◆ **YOUR TASKS**
[1] In the node documentation, what category is the InstanceDiffusionTrackingPrompt node listed under?
[2] Please retype the passage of the node documentation starting at "Input types" and ending at "with text-based conditions.".

Skip to content

Instance Diffusion Tracking Prompt

Documentation

  • Class name: InstanceDiffusionTrackingPrompt
  • Category: instance/conditioning
  • Output node: False

The InstanceDiffusionTrackingPrompt node is designed to integrate text-based prompts with instance tracking information, facilitating the generation of conditioned inputs for instance diffusion models. It extracts and encodes prompts related to specific instances or classes, combines these with spatial tracking data, and prepares them for further processing by instance diffusion mechanisms.

Input types

Required

  • positive
    • The 'positive' parameter represents the initial conditioning data for positive instances, serving as a foundation for applying text-based conditions.
    • Comfy dtype: CONDITIONING
    • Python dtype: dict
  • negative
    • Similar to 'positive', the 'negative' parameter holds the initial conditioning data for negative instances, which will be augmented with text-based conditions.
    • Comfy dtype: CONDITIONING
    • Python dtype: dict
  • clip
    • The 'clip' parameter is a model used for encoding text prompts into embeddings, playing a crucial role in interpreting the textual information.
    • Comfy dtype: CLIP
    • Python dtype: object
  • tracking
    • This parameter contains spatial tracking information for instances, crucial for aligning text prompts with their corresponding spatial locations.
    • Comfy dtype: TRACKING
    • Python dtype: dict
  • positionnet
    • PositionNet is a model that, combined with fusers, is used to refine the spatial information of instances for better conditioning.
    • Comfy dtype: POSITIONNET
    • Python dtype: object
  • fusers
    • Fusers are mechanisms that integrate multiple sources of information, such as embeddings and spatial data, to enhance the conditioning process.
    • Comfy dtype: FUSERS
    • Python dtype: object
  • positive_text
    • A multiline string containing text prompts related to positive instances, which will be processed and encoded.
    • Comfy dtype: STRING
    • Python dtype: str
  • negative_text
    • A multiline string containing text prompts for negative instances, to be processed and encoded similarly to positive_text.

◆ **MATERIAL**
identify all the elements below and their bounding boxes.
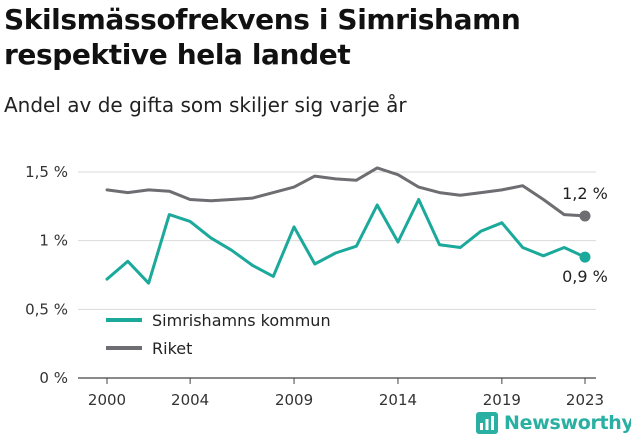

◆ **SOLUTIONS BELOW**
[1] instance/conditioning

[2]
Input types

Required

  • positive
    • The 'positive' parameter represents the initial conditioning data for positive instances, serving as a foundation for applying text-based conditions.
    • Comfy dtype: CONDITIONING
    • Python dtype: dict
  • negative
    • Similar to 'positive', the 'negative' parameter holds the initial conditioning data for negative instances, which will be augmented with text-based conditions.